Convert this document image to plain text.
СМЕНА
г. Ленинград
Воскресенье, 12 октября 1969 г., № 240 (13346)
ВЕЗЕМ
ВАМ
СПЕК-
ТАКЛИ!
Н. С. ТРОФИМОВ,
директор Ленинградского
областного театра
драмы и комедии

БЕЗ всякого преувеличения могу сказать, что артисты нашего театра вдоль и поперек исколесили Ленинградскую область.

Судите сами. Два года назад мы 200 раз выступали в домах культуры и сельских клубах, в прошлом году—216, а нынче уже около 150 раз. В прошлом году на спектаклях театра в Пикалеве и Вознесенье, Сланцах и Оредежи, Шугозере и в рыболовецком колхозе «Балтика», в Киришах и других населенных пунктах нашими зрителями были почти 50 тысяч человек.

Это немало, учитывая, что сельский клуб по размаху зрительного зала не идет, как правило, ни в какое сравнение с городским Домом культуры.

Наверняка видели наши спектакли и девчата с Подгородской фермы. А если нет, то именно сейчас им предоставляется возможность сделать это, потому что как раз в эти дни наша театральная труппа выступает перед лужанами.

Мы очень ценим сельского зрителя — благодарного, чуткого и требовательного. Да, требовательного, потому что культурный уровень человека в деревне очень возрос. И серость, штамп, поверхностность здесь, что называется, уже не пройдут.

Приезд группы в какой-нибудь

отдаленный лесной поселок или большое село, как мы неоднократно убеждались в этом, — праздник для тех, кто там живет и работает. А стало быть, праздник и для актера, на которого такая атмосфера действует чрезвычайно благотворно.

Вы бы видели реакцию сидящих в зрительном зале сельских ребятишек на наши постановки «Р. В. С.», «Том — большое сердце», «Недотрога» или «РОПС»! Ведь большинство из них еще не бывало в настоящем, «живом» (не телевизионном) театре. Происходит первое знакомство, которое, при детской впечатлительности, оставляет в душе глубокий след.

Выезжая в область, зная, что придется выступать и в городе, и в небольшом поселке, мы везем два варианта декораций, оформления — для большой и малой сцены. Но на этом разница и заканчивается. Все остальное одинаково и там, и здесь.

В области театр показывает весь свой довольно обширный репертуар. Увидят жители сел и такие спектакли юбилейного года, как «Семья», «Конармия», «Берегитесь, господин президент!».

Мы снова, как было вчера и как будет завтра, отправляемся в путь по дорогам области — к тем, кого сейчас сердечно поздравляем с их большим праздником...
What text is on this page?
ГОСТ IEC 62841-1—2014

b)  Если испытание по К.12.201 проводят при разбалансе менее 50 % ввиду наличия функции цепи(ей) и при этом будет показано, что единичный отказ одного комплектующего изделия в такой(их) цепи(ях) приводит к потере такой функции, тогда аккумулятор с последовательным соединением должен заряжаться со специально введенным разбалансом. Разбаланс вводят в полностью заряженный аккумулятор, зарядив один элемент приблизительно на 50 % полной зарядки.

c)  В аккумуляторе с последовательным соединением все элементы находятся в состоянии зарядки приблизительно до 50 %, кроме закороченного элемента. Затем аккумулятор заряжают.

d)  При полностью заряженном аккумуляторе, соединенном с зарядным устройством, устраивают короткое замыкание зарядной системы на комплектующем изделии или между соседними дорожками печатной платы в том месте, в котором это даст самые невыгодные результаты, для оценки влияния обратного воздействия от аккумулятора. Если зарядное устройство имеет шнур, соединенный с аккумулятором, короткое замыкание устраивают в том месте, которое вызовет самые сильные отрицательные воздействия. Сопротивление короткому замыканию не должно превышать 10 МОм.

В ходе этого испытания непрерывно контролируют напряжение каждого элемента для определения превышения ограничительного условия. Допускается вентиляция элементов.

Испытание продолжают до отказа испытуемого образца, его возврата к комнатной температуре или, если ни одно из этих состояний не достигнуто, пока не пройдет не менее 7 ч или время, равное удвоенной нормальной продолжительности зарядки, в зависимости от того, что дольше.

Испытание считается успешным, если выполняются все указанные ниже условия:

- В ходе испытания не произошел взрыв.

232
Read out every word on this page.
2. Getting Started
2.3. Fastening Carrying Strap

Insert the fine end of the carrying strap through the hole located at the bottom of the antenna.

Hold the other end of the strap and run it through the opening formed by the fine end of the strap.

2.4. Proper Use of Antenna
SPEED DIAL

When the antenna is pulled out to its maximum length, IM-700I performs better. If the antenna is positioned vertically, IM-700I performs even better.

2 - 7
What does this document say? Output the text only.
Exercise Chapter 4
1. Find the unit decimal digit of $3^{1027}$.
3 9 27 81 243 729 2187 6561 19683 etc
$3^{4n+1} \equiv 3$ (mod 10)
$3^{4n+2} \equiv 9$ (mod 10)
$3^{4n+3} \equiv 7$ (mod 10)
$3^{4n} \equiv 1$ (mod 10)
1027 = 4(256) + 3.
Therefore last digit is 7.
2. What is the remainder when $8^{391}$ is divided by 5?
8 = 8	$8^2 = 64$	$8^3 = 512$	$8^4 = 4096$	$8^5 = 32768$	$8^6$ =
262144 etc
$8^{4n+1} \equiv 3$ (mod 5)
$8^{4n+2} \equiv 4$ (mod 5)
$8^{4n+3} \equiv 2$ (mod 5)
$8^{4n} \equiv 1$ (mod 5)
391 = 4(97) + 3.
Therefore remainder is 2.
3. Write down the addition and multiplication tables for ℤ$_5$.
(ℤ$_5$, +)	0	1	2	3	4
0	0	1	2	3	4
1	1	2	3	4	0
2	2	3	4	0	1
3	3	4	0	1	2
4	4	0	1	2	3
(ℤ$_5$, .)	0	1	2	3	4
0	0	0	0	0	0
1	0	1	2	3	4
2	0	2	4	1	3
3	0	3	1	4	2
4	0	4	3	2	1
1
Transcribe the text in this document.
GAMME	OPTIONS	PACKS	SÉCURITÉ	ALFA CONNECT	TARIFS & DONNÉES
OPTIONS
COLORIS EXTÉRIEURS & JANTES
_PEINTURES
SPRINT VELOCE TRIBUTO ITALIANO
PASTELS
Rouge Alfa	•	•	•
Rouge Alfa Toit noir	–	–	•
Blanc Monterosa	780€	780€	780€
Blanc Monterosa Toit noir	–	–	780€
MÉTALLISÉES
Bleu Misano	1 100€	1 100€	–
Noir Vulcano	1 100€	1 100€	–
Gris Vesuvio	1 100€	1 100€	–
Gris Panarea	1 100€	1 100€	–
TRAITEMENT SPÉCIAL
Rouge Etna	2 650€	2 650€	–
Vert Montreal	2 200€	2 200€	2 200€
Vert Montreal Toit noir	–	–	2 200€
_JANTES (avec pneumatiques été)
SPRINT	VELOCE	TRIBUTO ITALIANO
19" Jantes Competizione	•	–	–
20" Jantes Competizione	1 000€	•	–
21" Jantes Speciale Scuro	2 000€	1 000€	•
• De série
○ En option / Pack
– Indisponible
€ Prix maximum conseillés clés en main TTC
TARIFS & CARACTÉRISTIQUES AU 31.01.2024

^^^^

◆ **Given exercise**
Each line of the material that holds the string "здесь" counts once; give the total alone.

◆ **Output for this task**
2